Your instructions =
Print all entries precisely as they are written.

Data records
* * * * * * * * *

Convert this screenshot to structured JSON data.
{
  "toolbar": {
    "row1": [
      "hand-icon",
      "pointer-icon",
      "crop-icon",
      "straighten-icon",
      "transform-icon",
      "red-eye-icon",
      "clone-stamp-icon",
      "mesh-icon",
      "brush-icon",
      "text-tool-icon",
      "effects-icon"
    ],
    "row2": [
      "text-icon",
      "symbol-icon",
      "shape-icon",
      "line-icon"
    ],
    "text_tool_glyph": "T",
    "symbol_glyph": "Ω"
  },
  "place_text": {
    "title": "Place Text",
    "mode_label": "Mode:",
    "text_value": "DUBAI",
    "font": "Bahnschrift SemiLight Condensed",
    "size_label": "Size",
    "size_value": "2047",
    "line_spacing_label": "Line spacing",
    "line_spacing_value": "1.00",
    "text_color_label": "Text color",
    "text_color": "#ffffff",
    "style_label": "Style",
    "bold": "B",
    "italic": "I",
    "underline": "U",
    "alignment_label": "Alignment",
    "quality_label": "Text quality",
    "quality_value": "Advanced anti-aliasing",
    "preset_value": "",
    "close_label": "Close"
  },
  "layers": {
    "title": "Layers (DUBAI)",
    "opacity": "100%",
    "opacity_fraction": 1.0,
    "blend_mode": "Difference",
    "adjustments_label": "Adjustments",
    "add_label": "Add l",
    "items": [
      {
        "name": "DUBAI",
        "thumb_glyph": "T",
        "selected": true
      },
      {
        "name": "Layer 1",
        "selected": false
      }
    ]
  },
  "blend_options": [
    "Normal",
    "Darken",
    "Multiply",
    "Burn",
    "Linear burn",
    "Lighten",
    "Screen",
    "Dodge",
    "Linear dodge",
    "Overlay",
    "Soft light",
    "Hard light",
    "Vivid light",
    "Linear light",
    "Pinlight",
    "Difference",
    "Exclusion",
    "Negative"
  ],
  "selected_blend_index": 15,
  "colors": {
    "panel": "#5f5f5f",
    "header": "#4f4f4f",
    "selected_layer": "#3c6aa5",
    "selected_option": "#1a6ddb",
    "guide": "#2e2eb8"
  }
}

* * * * * * * * *

Solution to the problem =
Convert this screenshot to structured JSON data.
{
  "toolbar": {
    "row1": [
      "hand-icon",
      "pointer-icon",
      "crop-icon",
      "straighten-icon",
      "transform-icon",
      "red-eye-icon",
      "clone-stamp-icon",
      "mesh-icon",
      "brush-icon",
      "text-tool-icon",
      "effects-icon"
    ],
    "row2": [
      "text-icon",
      "symbol-icon",
      "shape-icon",
      "line-icon"
    ],
    "text_tool_glyph": "T",
    "symbol_glyph": "Ω"
  },
  "place_text": {
    "title": "Place Text",
    "mode_label": "Mode:",
    "text_value": "DUBAI",
    "font": "Bahnschrift SemiLight Condensed",
    "size_label": "Size",
    "size_value": "2047",
    "line_spacing_label": "Line spacing",
    "line_spacing_value": "1.00",
    "text_color_label": "Text color",
    "text_color": "#ffffff",
    "style_label": "Style",
    "bold": "B",
    "italic": "I",
    "underline": "U",
    "alignment_label": "Alignment",
    "quality_label": "Text quality",
    "quality_value": "Advanced anti-aliasing",
    "preset_value": "",
    "close_label": "Close"
  },
  "layers": {
    "title": "Layers (DUBAI)",
    "opacity": "100%",
    "opacity_fraction": 1.0,
    "blend_mode": "Difference",
    "adjustments_label": "Adjustments",
    "add_label": "Add l",
    "items": [
      {
        "name": "DUBAI",
        "thumb_glyph": "T",
        "selected": true
      },
      {
        "name": "Layer 1",
        "selected": false
      }
    ]
  },
  "blend_options": [
    "Normal",
    "Darken",
    "Multiply",
    "Burn",
    "Linear burn",
    "Lighten",
    "Screen",
    "Dodge",
    "Linear dodge",
    "Overlay",
    "Soft light",
    "Hard light",
    "Vivid light",
    "Linear light",
    "Pinlight",
    "Difference",
    "Exclusion",
    "Negative"
  ],
  "selected_blend_index": 15,
  "colors": {
    "panel": "#5f5f5f",
    "header": "#4f4f4f",
    "selected_layer": "#3c6aa5",
    "selected_option": "#1a6ddb",
    "guide": "#2e2eb8"
  }
}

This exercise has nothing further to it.